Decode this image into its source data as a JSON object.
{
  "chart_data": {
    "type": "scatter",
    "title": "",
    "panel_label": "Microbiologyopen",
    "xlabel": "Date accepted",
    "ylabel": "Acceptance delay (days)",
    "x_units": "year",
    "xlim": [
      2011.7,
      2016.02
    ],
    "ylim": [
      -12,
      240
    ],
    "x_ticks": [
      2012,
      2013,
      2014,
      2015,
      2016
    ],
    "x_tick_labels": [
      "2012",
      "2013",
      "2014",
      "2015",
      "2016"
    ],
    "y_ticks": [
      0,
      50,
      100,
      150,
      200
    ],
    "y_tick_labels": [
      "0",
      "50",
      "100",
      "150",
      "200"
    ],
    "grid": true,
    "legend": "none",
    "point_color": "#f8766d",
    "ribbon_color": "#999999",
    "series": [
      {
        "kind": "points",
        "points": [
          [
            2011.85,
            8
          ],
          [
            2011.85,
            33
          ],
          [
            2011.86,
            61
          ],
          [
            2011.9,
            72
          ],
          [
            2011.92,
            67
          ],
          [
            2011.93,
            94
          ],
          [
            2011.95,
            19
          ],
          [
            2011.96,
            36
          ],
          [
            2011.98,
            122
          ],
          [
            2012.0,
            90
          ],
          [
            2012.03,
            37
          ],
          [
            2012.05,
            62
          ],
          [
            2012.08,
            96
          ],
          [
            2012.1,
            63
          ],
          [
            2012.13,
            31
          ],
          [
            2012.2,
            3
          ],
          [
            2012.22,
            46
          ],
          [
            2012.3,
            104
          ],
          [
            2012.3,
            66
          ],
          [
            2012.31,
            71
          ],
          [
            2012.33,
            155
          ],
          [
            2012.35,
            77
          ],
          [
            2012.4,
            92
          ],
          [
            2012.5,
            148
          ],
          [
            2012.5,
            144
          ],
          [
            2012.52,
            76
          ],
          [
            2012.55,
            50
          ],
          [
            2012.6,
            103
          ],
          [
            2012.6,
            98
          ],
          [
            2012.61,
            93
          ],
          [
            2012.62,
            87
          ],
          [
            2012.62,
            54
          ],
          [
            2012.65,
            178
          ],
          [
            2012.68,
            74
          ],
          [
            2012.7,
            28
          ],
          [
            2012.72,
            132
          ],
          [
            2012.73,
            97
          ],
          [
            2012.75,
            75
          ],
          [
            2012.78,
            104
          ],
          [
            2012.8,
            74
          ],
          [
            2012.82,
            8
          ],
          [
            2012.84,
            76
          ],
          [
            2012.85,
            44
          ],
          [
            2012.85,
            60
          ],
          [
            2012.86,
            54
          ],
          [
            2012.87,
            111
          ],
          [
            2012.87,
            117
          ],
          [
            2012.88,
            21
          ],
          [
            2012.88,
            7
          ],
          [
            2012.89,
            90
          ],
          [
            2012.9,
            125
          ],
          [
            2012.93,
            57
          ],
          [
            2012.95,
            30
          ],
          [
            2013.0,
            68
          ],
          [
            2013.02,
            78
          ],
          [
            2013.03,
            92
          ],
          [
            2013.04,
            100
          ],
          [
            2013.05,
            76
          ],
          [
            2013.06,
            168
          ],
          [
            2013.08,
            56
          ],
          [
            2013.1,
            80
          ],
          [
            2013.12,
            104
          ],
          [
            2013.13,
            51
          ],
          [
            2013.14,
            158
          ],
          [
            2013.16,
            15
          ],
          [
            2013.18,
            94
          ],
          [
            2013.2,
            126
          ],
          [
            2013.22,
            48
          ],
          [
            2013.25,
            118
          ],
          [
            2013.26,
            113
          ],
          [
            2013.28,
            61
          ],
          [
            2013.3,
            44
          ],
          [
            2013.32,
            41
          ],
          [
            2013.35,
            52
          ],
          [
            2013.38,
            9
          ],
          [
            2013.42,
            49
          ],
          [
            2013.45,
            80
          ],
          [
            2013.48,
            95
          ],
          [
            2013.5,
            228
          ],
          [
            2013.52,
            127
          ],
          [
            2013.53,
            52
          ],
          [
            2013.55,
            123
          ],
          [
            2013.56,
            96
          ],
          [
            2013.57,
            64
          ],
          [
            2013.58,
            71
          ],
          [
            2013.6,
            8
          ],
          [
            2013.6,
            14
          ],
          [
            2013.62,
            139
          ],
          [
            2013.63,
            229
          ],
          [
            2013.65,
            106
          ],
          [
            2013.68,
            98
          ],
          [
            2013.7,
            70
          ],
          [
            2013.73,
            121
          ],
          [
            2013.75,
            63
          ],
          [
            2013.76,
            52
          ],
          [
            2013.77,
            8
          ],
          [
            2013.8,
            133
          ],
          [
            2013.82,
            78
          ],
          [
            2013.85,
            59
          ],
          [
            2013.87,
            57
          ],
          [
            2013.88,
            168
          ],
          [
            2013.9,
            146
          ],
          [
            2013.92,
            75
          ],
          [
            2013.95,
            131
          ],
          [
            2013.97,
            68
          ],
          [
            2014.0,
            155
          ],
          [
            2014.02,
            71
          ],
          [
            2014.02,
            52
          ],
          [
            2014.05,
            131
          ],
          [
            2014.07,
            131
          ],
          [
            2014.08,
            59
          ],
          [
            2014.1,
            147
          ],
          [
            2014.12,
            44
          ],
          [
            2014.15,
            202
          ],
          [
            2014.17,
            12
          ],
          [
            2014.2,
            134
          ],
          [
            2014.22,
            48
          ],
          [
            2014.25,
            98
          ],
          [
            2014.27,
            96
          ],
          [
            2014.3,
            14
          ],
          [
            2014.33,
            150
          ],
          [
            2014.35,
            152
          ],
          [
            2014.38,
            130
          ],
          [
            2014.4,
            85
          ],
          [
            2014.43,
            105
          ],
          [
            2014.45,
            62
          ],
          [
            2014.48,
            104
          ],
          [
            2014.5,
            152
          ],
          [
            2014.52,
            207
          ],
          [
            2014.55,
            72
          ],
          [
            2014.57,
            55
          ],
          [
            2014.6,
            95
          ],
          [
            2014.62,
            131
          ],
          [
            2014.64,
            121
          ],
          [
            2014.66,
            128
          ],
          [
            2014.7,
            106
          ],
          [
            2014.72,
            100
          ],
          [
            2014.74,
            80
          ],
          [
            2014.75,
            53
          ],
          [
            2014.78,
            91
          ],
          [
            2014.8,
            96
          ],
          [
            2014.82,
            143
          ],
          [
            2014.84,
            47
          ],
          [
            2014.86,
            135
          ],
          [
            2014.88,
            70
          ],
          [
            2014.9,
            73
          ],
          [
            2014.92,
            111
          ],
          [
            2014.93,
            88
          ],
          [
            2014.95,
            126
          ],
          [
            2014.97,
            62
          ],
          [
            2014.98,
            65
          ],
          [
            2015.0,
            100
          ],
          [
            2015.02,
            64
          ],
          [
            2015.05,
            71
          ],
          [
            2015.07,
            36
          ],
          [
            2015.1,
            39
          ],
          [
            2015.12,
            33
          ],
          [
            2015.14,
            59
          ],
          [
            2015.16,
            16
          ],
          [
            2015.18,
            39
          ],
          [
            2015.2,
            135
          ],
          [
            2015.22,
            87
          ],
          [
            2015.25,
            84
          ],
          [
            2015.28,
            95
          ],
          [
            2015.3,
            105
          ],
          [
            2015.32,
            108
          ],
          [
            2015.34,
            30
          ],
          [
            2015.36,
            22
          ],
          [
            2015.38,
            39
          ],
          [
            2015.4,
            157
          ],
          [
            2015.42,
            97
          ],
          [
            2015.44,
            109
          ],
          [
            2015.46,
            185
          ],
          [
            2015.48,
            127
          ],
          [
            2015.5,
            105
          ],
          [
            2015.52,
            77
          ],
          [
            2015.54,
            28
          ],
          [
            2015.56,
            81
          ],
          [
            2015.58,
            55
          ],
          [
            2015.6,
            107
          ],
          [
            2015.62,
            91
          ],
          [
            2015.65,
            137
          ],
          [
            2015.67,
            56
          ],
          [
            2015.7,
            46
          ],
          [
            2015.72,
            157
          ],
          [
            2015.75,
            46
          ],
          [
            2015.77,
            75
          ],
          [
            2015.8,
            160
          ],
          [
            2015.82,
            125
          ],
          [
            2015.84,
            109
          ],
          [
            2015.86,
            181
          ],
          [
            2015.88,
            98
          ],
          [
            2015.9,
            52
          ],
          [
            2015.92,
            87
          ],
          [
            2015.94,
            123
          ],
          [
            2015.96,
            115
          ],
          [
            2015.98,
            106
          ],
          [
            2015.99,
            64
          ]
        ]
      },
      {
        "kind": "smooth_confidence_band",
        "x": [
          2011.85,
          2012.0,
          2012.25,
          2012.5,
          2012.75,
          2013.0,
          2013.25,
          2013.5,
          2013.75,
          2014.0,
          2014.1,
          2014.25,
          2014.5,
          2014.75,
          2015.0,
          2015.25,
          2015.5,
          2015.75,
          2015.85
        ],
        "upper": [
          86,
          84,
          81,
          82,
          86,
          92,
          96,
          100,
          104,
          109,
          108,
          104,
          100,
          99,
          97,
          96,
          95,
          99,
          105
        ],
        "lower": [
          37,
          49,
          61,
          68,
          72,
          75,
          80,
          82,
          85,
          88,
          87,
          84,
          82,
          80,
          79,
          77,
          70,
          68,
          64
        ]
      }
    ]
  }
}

◆ TASK DIRECTIONS
Using the listing, say how many lines include the word "kind", and add nothing else.

◆ ANSWER TO THE TASK
2